**What you will do**
Can you restate the records below word for word?

**Record excerpts**
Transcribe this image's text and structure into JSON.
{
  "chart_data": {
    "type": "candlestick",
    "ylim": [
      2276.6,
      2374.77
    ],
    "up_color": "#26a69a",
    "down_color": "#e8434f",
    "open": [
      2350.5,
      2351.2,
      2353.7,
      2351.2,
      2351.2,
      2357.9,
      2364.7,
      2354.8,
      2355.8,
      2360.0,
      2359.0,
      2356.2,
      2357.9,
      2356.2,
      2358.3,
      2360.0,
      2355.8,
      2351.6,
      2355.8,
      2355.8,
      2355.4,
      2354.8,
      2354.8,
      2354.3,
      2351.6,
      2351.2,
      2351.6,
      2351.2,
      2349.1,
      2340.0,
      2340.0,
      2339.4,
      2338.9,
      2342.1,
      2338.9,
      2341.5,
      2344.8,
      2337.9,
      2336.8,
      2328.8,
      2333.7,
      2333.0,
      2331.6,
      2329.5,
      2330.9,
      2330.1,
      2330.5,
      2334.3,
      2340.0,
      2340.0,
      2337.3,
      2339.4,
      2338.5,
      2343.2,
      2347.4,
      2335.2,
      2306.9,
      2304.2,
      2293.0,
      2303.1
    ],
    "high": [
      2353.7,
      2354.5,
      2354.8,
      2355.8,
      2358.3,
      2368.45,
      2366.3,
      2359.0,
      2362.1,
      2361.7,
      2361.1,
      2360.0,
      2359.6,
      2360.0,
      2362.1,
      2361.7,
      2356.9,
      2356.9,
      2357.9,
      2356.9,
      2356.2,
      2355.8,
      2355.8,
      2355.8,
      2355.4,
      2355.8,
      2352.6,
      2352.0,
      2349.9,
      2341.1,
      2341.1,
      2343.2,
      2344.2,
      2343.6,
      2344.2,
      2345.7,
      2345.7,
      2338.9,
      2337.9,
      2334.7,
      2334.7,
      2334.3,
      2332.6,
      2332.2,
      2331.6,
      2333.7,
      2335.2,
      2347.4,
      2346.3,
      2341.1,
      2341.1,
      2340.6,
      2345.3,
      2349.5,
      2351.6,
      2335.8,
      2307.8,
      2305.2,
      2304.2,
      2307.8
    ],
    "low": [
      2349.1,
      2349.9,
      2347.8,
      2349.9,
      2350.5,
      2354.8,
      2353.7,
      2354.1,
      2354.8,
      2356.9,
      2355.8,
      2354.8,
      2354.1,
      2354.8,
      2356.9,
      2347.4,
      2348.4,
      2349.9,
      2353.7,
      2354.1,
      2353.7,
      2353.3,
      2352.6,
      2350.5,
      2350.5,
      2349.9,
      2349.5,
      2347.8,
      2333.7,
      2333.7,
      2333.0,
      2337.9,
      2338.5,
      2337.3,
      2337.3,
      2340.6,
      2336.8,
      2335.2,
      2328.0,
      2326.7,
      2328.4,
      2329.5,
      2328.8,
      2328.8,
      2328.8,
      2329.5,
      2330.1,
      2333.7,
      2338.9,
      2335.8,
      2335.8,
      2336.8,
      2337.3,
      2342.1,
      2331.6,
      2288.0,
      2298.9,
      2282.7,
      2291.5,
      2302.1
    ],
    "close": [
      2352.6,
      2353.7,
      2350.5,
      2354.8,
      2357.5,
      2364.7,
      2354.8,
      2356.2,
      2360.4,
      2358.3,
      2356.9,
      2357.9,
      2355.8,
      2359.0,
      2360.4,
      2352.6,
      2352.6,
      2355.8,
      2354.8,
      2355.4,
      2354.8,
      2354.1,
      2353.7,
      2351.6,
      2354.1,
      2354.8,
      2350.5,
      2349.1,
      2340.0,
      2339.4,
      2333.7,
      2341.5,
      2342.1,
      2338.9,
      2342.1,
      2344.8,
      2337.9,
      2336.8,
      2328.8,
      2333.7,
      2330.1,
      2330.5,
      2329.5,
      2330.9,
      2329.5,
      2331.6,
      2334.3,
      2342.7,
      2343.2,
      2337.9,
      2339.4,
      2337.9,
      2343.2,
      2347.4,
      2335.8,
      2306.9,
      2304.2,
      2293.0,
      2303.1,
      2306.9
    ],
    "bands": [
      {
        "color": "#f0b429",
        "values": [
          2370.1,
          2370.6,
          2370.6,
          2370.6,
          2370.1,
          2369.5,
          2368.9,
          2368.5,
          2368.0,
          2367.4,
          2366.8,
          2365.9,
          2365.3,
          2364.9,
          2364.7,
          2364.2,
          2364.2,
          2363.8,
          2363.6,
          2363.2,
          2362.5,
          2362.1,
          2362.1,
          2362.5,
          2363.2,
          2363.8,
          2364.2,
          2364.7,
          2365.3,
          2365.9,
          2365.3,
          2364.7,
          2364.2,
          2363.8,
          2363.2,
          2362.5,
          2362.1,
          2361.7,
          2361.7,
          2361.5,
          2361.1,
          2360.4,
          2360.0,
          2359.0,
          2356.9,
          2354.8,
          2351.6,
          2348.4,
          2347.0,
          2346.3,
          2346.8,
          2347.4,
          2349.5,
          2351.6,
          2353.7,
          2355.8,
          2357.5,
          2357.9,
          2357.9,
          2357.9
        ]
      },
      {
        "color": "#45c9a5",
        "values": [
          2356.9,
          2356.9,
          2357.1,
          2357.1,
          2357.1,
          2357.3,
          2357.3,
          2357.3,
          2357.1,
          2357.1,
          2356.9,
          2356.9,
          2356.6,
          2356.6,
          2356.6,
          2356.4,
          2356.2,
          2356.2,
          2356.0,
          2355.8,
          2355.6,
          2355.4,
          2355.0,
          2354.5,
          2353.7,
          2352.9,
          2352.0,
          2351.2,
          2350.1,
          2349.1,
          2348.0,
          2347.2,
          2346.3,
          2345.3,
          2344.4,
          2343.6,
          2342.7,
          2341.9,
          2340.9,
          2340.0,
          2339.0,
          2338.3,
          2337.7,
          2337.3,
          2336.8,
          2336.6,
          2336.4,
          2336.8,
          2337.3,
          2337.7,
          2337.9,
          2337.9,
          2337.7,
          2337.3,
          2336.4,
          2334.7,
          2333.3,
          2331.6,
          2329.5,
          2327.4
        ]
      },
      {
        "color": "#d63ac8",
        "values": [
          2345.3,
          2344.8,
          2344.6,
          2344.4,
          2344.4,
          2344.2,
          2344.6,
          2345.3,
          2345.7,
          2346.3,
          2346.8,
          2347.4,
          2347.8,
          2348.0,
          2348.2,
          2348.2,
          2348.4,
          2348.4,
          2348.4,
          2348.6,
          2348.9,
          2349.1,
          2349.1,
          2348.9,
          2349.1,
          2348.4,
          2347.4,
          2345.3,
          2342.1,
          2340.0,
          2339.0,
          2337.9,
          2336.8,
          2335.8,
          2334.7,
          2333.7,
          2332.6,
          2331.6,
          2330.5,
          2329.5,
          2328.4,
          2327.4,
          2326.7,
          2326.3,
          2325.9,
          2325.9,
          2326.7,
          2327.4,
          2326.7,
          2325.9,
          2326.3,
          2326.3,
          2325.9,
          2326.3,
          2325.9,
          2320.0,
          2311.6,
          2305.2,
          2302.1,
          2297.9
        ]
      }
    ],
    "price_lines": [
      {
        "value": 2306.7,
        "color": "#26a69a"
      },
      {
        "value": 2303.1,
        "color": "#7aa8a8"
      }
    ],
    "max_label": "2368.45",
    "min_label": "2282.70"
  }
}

**Written response**
Transcribe this image's text and structure into JSON.
{
  "chart_data": {
    "type": "candlestick",
    "ylim": [
      2276.6,
      2374.77
    ],
    "up_color": "#26a69a",
    "down_color": "#e8434f",
    "open": [
      2350.5,
      2351.2,
      2353.7,
      2351.2,
      2351.2,
      2357.9,
      2364.7,
      2354.8,
      2355.8,
      2360.0,
      2359.0,
      2356.2,
      2357.9,
      2356.2,
      2358.3,
      2360.0,
      2355.8,
      2351.6,
      2355.8,
      2355.8,
      2355.4,
      2354.8,
      2354.8,
      2354.3,
      2351.6,
      2351.2,
      2351.6,
      2351.2,
      2349.1,
      2340.0,
      2340.0,
      2339.4,
      2338.9,
      2342.1,
      2338.9,
      2341.5,
      2344.8,
      2337.9,
      2336.8,
      2328.8,
      2333.7,
      2333.0,
      2331.6,
      2329.5,
      2330.9,
      2330.1,
      2330.5,
      2334.3,
      2340.0,
      2340.0,
      2337.3,
      2339.4,
      2338.5,
      2343.2,
      2347.4,
      2335.2,
      2306.9,
      2304.2,
      2293.0,
      2303.1
    ],
    "high": [
      2353.7,
      2354.5,
      2354.8,
      2355.8,
      2358.3,
      2368.45,
      2366.3,
      2359.0,
      2362.1,
      2361.7,
      2361.1,
      2360.0,
      2359.6,
      2360.0,
      2362.1,
      2361.7,
      2356.9,
      2356.9,
      2357.9,
      2356.9,
      2356.2,
      2355.8,
      2355.8,
      2355.8,
      2355.4,
      2355.8,
      2352.6,
      2352.0,
      2349.9,
      2341.1,
      2341.1,
      2343.2,
      2344.2,
      2343.6,
      2344.2,
      2345.7,
      2345.7,
      2338.9,
      2337.9,
      2334.7,
      2334.7,
      2334.3,
      2332.6,
      2332.2,
      2331.6,
      2333.7,
      2335.2,
      2347.4,
      2346.3,
      2341.1,
      2341.1,
      2340.6,
      2345.3,
      2349.5,
      2351.6,
      2335.8,
      2307.8,
      2305.2,
      2304.2,
      2307.8
    ],
    "low": [
      2349.1,
      2349.9,
      2347.8,
      2349.9,
      2350.5,
      2354.8,
      2353.7,
      2354.1,
      2354.8,
      2356.9,
      2355.8,
      2354.8,
      2354.1,
      2354.8,
      2356.9,
      2347.4,
      2348.4,
      2349.9,
      2353.7,
      2354.1,
      2353.7,
      2353.3,
      2352.6,
      2350.5,
      2350.5,
      2349.9,
      2349.5,
      2347.8,
      2333.7,
      2333.7,
      2333.0,
      2337.9,
      2338.5,
      2337.3,
      2337.3,
      2340.6,
      2336.8,
      2335.2,
      2328.0,
      2326.7,
      2328.4,
      2329.5,
      2328.8,
      2328.8,
      2328.8,
      2329.5,
      2330.1,
      2333.7,
      2338.9,
      2335.8,
      2335.8,
      2336.8,
      2337.3,
      2342.1,
      2331.6,
      2288.0,
      2298.9,
      2282.7,
      2291.5,
      2302.1
    ],
    "close": [
      2352.6,
      2353.7,
      2350.5,
      2354.8,
      2357.5,
      2364.7,
      2354.8,
      2356.2,
      2360.4,
      2358.3,
      2356.9,
      2357.9,
      2355.8,
      2359.0,
      2360.4,
      2352.6,
      2352.6,
      2355.8,
      2354.8,
      2355.4,
      2354.8,
      2354.1,
      2353.7,
      2351.6,
      2354.1,
      2354.8,
      2350.5,
      2349.1,
      2340.0,
      2339.4,
      2333.7,
      2341.5,
      2342.1,
      2338.9,
      2342.1,
      2344.8,
      2337.9,
      2336.8,
      2328.8,
      2333.7,
      2330.1,
      2330.5,
      2329.5,
      2330.9,
      2329.5,
      2331.6,
      2334.3,
      2342.7,
      2343.2,
      2337.9,
      2339.4,
      2337.9,
      2343.2,
      2347.4,
      2335.8,
      2306.9,
      2304.2,
      2293.0,
      2303.1,
      2306.9
    ],
    "bands": [
      {
        "color": "#f0b429",
        "values": [
          2370.1,
          2370.6,
          2370.6,
          2370.6,
          2370.1,
          2369.5,
          2368.9,
          2368.5,
          2368.0,
          2367.4,
          2366.8,
          2365.9,
          2365.3,
          2364.9,
          2364.7,
          2364.2,
          2364.2,
          2363.8,
          2363.6,
          2363.2,
          2362.5,
          2362.1,
          2362.1,
          2362.5,
          2363.2,
          2363.8,
          2364.2,
          2364.7,
          2365.3,
          2365.9,
          2365.3,
          2364.7,
          2364.2,
          2363.8,
          2363.2,
          2362.5,
          2362.1,
          2361.7,
          2361.7,
          2361.5,
          2361.1,
          2360.4,
          2360.0,
          2359.0,
          2356.9,
          2354.8,
          2351.6,
          2348.4,
          2347.0,
          2346.3,
          2346.8,
          2347.4,
          2349.5,
          2351.6,
          2353.7,
          2355.8,
          2357.5,
          2357.9,
          2357.9,
          2357.9
        ]
      },
      {
        "color": "#45c9a5",
        "values": [
          2356.9,
          2356.9,
          2357.1,
          2357.1,
          2357.1,
          2357.3,
          2357.3,
          2357.3,
          2357.1,
          2357.1,
          2356.9,
          2356.9,
          2356.6,
          2356.6,
          2356.6,
          2356.4,
          2356.2,
          2356.2,
          2356.0,
          2355.8,
          2355.6,
          2355.4,
          2355.0,
          2354.5,
          2353.7,
          2352.9,
          2352.0,
          2351.2,
          2350.1,
          2349.1,
          2348.0,
          2347.2,
          2346.3,
          2345.3,
          2344.4,
          2343.6,
          2342.7,
          2341.9,
          2340.9,
          2340.0,
          2339.0,
          2338.3,
          2337.7,
          2337.3,
          2336.8,
          2336.6,
          2336.4,
          2336.8,
          2337.3,
          2337.7,
          2337.9,
          2337.9,
          2337.7,
          2337.3,
          2336.4,
          2334.7,
          2333.3,
          2331.6,
          2329.5,
          2327.4
        ]
      },
      {
        "color": "#d63ac8",
        "values": [
          2345.3,
          2344.8,
          2344.6,
          2344.4,
          2344.4,
          2344.2,
          2344.6,
          2345.3,
          2345.7,
          2346.3,
          2346.8,
          2347.4,
          2347.8,
          2348.0,
          2348.2,
          2348.2,
          2348.4,
          2348.4,
          2348.4,
          2348.6,
          2348.9,
          2349.1,
          2349.1,
          2348.9,
          2349.1,
          2348.4,
          2347.4,
          2345.3,
          2342.1,
          2340.0,
          2339.0,
          2337.9,
          2336.8,
          2335.8,
          2334.7,
          2333.7,
          2332.6,
          2331.6,
          2330.5,
          2329.5,
          2328.4,
          2327.4,
          2326.7,
          2326.3,
          2325.9,
          2325.9,
          2326.7,
          2327.4,
          2326.7,
          2325.9,
          2326.3,
          2326.3,
          2325.9,
          2326.3,
          2325.9,
          2320.0,
          2311.6,
          2305.2,
          2302.1,
          2297.9
        ]
      }
    ],
    "price_lines": [
      {
        "value": 2306.7,
        "color": "#26a69a"
      },
      {
        "value": 2303.1,
        "color": "#7aa8a8"
      }
    ],
    "max_label": "2368.45",
    "min_label": "2282.70"
  }
}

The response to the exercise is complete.